→ TASK INSTRUCTIONS
Say how many lines of the records include the string "maxmium". Nothing else belongs in the answer.

(Saved entries)
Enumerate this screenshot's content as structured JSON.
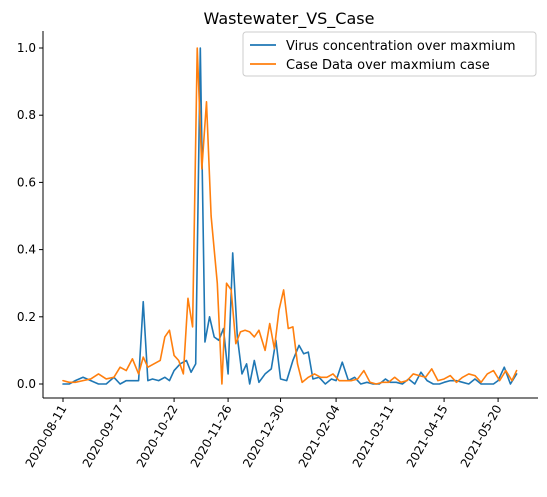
{
  "chart_data": {
    "type": "line",
    "title": "Wastewater_VS_Case",
    "xlabel": "",
    "ylabel": "",
    "x_tick_labels": [
      "2020-08-11",
      "2020-09-17",
      "2020-10-22",
      "2020-11-26",
      "2020-12-30",
      "2021-02-04",
      "2021-03-11",
      "2021-04-15",
      "2021-05-20"
    ],
    "ylim": [
      -0.04,
      1.05
    ],
    "yticks": [
      0.0,
      0.2,
      0.4,
      0.6,
      0.8,
      1.0
    ],
    "ytick_labels": [
      "0.0",
      "0.2",
      "0.4",
      "0.6",
      "0.8",
      "1.0"
    ],
    "grid": false,
    "legend_position": "top-right",
    "series": [
      {
        "name": "Virus concentration over maxmium",
        "color": "#1f77b4",
        "points": [
          [
            "2020-08-11",
            0.0
          ],
          [
            "2020-08-15",
            0.0
          ],
          [
            "2020-08-19",
            0.01
          ],
          [
            "2020-08-24",
            0.02
          ],
          [
            "2020-08-29",
            0.01
          ],
          [
            "2020-09-03",
            0.0
          ],
          [
            "2020-09-08",
            0.0
          ],
          [
            "2020-09-13",
            0.02
          ],
          [
            "2020-09-17",
            0.0
          ],
          [
            "2020-09-21",
            0.01
          ],
          [
            "2020-09-25",
            0.01
          ],
          [
            "2020-09-29",
            0.01
          ],
          [
            "2020-10-02",
            0.245
          ],
          [
            "2020-10-05",
            0.01
          ],
          [
            "2020-10-08",
            0.015
          ],
          [
            "2020-10-12",
            0.01
          ],
          [
            "2020-10-16",
            0.02
          ],
          [
            "2020-10-19",
            0.01
          ],
          [
            "2020-10-22",
            0.04
          ],
          [
            "2020-10-26",
            0.06
          ],
          [
            "2020-10-30",
            0.07
          ],
          [
            "2020-11-02",
            0.035
          ],
          [
            "2020-11-05",
            0.06
          ],
          [
            "2020-11-08",
            1.0
          ],
          [
            "2020-11-11",
            0.125
          ],
          [
            "2020-11-14",
            0.2
          ],
          [
            "2020-11-17",
            0.14
          ],
          [
            "2020-11-20",
            0.13
          ],
          [
            "2020-11-23",
            0.165
          ],
          [
            "2020-11-26",
            0.03
          ],
          [
            "2020-11-29",
            0.39
          ],
          [
            "2020-12-02",
            0.14
          ],
          [
            "2020-12-05",
            0.03
          ],
          [
            "2020-12-08",
            0.06
          ],
          [
            "2020-12-10",
            0.0
          ],
          [
            "2020-12-13",
            0.07
          ],
          [
            "2020-12-16",
            0.005
          ],
          [
            "2020-12-20",
            0.03
          ],
          [
            "2020-12-24",
            0.045
          ],
          [
            "2020-12-27",
            0.13
          ],
          [
            "2020-12-30",
            0.015
          ],
          [
            "2021-01-03",
            0.01
          ],
          [
            "2021-01-07",
            0.07
          ],
          [
            "2021-01-11",
            0.115
          ],
          [
            "2021-01-14",
            0.09
          ],
          [
            "2021-01-17",
            0.095
          ],
          [
            "2021-01-20",
            0.015
          ],
          [
            "2021-01-24",
            0.02
          ],
          [
            "2021-01-28",
            0.0
          ],
          [
            "2021-02-01",
            0.015
          ],
          [
            "2021-02-04",
            0.01
          ],
          [
            "2021-02-08",
            0.065
          ],
          [
            "2021-02-12",
            0.01
          ],
          [
            "2021-02-16",
            0.02
          ],
          [
            "2021-02-20",
            0.0
          ],
          [
            "2021-02-24",
            0.005
          ],
          [
            "2021-02-28",
            0.0
          ],
          [
            "2021-03-04",
            0.0
          ],
          [
            "2021-03-08",
            0.015
          ],
          [
            "2021-03-11",
            0.005
          ],
          [
            "2021-03-15",
            0.005
          ],
          [
            "2021-03-19",
            0.0
          ],
          [
            "2021-03-23",
            0.015
          ],
          [
            "2021-03-27",
            0.0
          ],
          [
            "2021-03-31",
            0.035
          ],
          [
            "2021-04-04",
            0.01
          ],
          [
            "2021-04-08",
            0.0
          ],
          [
            "2021-04-12",
            0.0
          ],
          [
            "2021-04-15",
            0.005
          ],
          [
            "2021-04-19",
            0.01
          ],
          [
            "2021-04-23",
            0.01
          ],
          [
            "2021-04-27",
            0.005
          ],
          [
            "2021-05-01",
            0.0
          ],
          [
            "2021-05-05",
            0.015
          ],
          [
            "2021-05-09",
            0.0
          ],
          [
            "2021-05-13",
            0.0
          ],
          [
            "2021-05-17",
            0.0
          ],
          [
            "2021-05-20",
            0.01
          ],
          [
            "2021-05-24",
            0.05
          ],
          [
            "2021-05-28",
            0.0
          ],
          [
            "2021-06-01",
            0.03
          ]
        ]
      },
      {
        "name": "Case Data over maxmium case",
        "color": "#ff7f0e",
        "points": [
          [
            "2020-08-11",
            0.01
          ],
          [
            "2020-08-15",
            0.005
          ],
          [
            "2020-08-19",
            0.005
          ],
          [
            "2020-08-24",
            0.01
          ],
          [
            "2020-08-29",
            0.015
          ],
          [
            "2020-09-03",
            0.03
          ],
          [
            "2020-09-08",
            0.015
          ],
          [
            "2020-09-13",
            0.02
          ],
          [
            "2020-09-17",
            0.05
          ],
          [
            "2020-09-21",
            0.04
          ],
          [
            "2020-09-25",
            0.075
          ],
          [
            "2020-09-29",
            0.03
          ],
          [
            "2020-10-02",
            0.08
          ],
          [
            "2020-10-05",
            0.05
          ],
          [
            "2020-10-09",
            0.06
          ],
          [
            "2020-10-13",
            0.07
          ],
          [
            "2020-10-16",
            0.14
          ],
          [
            "2020-10-19",
            0.16
          ],
          [
            "2020-10-22",
            0.085
          ],
          [
            "2020-10-25",
            0.07
          ],
          [
            "2020-10-28",
            0.03
          ],
          [
            "2020-10-31",
            0.255
          ],
          [
            "2020-11-03",
            0.17
          ],
          [
            "2020-11-06",
            1.0
          ],
          [
            "2020-11-09",
            0.64
          ],
          [
            "2020-11-12",
            0.84
          ],
          [
            "2020-11-15",
            0.5
          ],
          [
            "2020-11-19",
            0.3
          ],
          [
            "2020-11-22",
            0.0
          ],
          [
            "2020-11-25",
            0.3
          ],
          [
            "2020-11-28",
            0.28
          ],
          [
            "2020-12-01",
            0.12
          ],
          [
            "2020-12-04",
            0.155
          ],
          [
            "2020-12-07",
            0.16
          ],
          [
            "2020-12-10",
            0.155
          ],
          [
            "2020-12-13",
            0.14
          ],
          [
            "2020-12-16",
            0.16
          ],
          [
            "2020-12-20",
            0.1
          ],
          [
            "2020-12-23",
            0.18
          ],
          [
            "2020-12-26",
            0.105
          ],
          [
            "2020-12-29",
            0.22
          ],
          [
            "2021-01-01",
            0.28
          ],
          [
            "2021-01-04",
            0.165
          ],
          [
            "2021-01-07",
            0.17
          ],
          [
            "2021-01-10",
            0.06
          ],
          [
            "2021-01-13",
            0.005
          ],
          [
            "2021-01-17",
            0.02
          ],
          [
            "2021-01-21",
            0.03
          ],
          [
            "2021-01-25",
            0.02
          ],
          [
            "2021-01-29",
            0.02
          ],
          [
            "2021-02-02",
            0.03
          ],
          [
            "2021-02-06",
            0.01
          ],
          [
            "2021-02-10",
            0.01
          ],
          [
            "2021-02-14",
            0.01
          ],
          [
            "2021-02-18",
            0.015
          ],
          [
            "2021-02-22",
            0.04
          ],
          [
            "2021-02-26",
            0.005
          ],
          [
            "2021-03-02",
            0.0
          ],
          [
            "2021-03-06",
            0.005
          ],
          [
            "2021-03-10",
            0.005
          ],
          [
            "2021-03-14",
            0.02
          ],
          [
            "2021-03-18",
            0.005
          ],
          [
            "2021-03-22",
            0.01
          ],
          [
            "2021-03-26",
            0.03
          ],
          [
            "2021-03-30",
            0.025
          ],
          [
            "2021-04-03",
            0.02
          ],
          [
            "2021-04-07",
            0.045
          ],
          [
            "2021-04-11",
            0.01
          ],
          [
            "2021-04-15",
            0.015
          ],
          [
            "2021-04-19",
            0.025
          ],
          [
            "2021-04-23",
            0.005
          ],
          [
            "2021-04-27",
            0.02
          ],
          [
            "2021-05-01",
            0.03
          ],
          [
            "2021-05-05",
            0.025
          ],
          [
            "2021-05-09",
            0.005
          ],
          [
            "2021-05-13",
            0.03
          ],
          [
            "2021-05-17",
            0.04
          ],
          [
            "2021-05-21",
            0.01
          ],
          [
            "2021-05-25",
            0.04
          ],
          [
            "2021-05-29",
            0.01
          ],
          [
            "2021-06-01",
            0.04
          ]
        ]
      }
    ]
  }
}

→ OUTPUT OF THE EXERCISE
2